→ PROBLEM TO SOLVE
Report only the number of lines below in which the string "domain" appears.

→ Figure dataset records
------------

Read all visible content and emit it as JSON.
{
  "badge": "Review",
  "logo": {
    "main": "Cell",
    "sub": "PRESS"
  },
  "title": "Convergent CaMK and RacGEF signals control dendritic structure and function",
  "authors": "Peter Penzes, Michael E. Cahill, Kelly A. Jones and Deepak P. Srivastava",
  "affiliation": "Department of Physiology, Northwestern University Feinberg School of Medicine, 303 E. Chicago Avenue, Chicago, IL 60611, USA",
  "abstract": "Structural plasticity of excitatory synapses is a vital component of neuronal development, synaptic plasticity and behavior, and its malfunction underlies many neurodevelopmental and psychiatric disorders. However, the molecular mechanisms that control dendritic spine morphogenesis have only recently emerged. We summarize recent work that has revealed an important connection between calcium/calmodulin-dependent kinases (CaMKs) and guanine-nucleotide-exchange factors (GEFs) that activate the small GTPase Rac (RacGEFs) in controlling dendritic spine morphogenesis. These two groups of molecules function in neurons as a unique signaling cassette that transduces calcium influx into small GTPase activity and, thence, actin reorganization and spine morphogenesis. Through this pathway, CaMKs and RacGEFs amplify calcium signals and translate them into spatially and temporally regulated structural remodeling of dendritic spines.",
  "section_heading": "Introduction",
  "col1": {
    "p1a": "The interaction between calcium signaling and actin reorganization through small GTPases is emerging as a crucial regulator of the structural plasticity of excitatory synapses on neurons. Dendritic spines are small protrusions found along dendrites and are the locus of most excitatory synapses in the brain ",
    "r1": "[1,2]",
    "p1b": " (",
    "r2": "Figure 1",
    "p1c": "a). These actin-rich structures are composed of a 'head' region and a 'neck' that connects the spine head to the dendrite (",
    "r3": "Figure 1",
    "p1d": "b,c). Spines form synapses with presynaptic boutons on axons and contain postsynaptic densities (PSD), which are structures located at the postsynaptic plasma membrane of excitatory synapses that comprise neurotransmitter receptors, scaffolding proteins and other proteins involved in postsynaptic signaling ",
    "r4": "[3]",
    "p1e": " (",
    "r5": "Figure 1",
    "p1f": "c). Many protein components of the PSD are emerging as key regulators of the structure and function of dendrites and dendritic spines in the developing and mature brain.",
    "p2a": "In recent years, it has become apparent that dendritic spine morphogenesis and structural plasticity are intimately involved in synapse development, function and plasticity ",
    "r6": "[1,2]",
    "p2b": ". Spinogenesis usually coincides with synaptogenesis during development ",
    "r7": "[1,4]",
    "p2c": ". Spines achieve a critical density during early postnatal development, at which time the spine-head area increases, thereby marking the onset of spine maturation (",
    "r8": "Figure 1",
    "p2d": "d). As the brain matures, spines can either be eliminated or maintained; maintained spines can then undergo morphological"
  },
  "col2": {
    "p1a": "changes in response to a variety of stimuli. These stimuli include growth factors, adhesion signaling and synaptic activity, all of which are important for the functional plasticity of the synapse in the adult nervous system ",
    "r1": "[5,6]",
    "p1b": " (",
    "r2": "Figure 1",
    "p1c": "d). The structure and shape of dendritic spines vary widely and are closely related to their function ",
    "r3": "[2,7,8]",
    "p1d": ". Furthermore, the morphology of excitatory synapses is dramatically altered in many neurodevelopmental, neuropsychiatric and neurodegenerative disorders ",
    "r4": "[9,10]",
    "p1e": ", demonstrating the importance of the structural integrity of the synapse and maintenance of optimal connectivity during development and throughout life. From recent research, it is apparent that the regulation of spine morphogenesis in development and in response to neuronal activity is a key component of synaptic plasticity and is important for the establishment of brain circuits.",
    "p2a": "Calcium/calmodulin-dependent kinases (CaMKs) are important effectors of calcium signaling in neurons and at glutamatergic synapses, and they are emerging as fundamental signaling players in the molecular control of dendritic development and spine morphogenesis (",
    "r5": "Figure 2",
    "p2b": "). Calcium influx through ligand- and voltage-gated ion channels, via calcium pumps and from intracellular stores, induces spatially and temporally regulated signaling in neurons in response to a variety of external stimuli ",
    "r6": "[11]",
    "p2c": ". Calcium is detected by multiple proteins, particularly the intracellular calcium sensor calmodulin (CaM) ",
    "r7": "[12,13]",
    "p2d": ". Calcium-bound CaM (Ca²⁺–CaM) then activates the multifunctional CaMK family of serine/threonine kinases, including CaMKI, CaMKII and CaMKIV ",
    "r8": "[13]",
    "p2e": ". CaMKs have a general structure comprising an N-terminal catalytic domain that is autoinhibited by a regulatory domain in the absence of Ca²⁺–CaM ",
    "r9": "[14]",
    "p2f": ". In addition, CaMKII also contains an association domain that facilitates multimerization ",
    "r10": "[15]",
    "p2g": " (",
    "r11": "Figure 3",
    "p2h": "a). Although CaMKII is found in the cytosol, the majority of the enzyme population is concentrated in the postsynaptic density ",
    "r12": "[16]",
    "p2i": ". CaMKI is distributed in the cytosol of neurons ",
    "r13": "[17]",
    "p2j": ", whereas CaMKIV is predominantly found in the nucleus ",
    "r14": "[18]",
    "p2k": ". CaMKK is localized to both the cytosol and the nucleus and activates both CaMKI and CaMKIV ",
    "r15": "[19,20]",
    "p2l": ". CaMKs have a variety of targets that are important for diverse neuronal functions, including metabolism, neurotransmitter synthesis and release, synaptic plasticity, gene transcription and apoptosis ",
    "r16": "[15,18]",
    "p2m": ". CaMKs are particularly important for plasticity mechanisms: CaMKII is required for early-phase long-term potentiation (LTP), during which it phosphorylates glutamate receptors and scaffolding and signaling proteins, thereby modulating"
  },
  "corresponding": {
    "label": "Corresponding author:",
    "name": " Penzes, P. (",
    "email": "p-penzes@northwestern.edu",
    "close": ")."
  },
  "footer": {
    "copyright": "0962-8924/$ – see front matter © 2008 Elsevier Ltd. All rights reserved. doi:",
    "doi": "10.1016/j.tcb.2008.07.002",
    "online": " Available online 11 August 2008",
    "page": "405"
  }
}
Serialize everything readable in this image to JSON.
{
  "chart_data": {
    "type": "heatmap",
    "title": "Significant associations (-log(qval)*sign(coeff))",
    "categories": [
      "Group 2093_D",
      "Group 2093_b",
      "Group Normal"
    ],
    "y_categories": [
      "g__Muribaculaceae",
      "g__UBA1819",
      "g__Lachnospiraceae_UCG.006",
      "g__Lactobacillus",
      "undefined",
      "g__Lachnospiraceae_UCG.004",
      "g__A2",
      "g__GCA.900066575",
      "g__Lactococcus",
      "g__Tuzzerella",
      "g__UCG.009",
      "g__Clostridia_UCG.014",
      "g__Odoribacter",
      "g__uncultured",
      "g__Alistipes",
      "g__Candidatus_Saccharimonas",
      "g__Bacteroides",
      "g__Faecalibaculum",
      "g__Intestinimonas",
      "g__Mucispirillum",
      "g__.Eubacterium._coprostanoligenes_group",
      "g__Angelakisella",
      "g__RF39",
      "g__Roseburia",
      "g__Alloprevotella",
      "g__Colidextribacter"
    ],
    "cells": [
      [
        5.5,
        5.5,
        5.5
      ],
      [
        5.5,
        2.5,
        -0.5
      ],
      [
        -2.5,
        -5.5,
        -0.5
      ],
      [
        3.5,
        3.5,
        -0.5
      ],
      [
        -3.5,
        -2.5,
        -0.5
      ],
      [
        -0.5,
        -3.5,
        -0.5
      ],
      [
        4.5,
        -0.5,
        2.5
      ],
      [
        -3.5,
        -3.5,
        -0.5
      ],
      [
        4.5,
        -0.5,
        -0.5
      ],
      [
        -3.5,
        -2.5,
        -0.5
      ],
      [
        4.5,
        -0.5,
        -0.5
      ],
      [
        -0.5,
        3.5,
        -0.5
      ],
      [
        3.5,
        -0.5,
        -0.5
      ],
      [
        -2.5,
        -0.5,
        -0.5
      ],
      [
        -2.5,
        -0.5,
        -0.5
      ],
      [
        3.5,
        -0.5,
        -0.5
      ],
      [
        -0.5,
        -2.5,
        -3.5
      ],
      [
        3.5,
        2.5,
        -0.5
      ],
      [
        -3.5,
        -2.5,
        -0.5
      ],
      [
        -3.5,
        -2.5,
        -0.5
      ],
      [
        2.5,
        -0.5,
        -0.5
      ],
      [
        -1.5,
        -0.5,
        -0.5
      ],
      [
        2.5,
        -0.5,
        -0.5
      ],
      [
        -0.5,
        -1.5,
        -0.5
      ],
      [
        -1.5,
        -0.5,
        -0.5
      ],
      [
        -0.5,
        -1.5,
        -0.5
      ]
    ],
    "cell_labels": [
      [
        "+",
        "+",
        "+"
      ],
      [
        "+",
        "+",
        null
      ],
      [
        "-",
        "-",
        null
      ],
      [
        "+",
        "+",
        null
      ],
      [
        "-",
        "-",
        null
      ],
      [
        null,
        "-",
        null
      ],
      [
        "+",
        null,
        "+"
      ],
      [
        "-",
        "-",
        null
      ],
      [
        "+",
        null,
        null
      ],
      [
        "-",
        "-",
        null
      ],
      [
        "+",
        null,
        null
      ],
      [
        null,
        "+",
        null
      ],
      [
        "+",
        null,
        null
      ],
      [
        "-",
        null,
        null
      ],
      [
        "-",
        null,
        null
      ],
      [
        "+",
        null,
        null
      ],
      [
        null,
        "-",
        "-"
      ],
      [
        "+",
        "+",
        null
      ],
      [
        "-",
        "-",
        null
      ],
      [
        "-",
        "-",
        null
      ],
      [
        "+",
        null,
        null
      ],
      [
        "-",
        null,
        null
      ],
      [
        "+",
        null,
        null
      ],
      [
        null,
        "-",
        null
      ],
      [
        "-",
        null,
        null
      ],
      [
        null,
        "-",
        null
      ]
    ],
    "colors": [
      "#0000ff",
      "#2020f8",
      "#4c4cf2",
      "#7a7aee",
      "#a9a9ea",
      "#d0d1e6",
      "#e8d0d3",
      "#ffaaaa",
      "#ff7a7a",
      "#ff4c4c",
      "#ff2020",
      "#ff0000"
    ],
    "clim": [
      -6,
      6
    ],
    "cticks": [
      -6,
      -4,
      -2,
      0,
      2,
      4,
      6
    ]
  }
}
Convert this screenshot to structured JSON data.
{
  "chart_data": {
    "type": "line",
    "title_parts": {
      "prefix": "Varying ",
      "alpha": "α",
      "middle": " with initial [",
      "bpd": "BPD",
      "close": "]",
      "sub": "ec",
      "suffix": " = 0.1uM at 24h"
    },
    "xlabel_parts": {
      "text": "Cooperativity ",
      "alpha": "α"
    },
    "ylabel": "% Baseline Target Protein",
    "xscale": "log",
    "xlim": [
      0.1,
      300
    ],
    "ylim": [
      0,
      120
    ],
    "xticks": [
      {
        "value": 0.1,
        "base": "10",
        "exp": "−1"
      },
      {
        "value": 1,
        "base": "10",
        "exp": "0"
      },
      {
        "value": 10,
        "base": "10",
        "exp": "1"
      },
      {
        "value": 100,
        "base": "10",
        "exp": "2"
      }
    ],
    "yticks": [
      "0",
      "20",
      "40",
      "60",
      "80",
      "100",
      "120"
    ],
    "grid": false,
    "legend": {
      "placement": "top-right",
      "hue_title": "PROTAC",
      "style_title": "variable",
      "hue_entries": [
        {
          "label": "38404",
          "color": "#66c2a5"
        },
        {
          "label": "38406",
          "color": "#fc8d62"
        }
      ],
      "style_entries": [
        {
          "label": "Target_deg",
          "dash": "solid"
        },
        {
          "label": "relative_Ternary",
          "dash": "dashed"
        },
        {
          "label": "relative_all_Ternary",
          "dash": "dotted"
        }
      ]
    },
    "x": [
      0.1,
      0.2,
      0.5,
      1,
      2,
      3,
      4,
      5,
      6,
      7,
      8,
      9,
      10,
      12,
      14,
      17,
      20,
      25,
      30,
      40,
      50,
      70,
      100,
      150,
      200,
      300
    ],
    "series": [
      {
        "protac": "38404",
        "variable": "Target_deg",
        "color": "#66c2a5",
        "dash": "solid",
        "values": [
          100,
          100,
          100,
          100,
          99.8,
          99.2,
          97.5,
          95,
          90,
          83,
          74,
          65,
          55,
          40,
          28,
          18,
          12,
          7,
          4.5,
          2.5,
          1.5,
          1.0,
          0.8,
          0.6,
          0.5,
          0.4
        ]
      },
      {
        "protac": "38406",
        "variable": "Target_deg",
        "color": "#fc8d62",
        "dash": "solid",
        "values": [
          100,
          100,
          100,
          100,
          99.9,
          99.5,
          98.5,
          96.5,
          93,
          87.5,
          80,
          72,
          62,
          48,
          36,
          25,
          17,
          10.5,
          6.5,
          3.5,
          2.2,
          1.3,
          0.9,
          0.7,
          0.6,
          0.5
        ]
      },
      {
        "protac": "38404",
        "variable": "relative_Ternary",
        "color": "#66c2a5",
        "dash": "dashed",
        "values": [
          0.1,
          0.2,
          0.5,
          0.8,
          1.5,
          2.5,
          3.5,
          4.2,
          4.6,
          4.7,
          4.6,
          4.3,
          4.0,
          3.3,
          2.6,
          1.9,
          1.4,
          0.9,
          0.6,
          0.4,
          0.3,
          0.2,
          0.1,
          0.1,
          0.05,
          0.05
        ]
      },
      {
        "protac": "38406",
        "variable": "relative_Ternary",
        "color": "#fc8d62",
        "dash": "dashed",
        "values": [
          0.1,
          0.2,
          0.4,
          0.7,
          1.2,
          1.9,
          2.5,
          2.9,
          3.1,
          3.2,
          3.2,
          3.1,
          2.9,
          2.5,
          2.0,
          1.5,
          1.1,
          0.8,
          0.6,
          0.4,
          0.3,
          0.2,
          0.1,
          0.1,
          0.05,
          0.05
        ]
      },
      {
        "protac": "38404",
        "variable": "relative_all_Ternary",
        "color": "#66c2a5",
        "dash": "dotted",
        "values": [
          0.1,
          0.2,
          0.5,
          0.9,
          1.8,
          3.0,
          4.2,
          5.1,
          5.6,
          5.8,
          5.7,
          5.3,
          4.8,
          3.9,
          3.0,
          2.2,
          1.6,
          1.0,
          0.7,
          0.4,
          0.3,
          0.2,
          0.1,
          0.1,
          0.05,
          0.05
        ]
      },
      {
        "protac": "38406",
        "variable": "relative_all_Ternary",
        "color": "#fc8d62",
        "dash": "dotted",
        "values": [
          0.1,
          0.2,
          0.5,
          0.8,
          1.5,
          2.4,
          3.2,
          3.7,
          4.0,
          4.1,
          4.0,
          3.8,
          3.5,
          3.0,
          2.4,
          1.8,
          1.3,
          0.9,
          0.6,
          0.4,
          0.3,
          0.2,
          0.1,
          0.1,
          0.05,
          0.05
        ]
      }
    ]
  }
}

------------

→ YOUR RESPONSE
2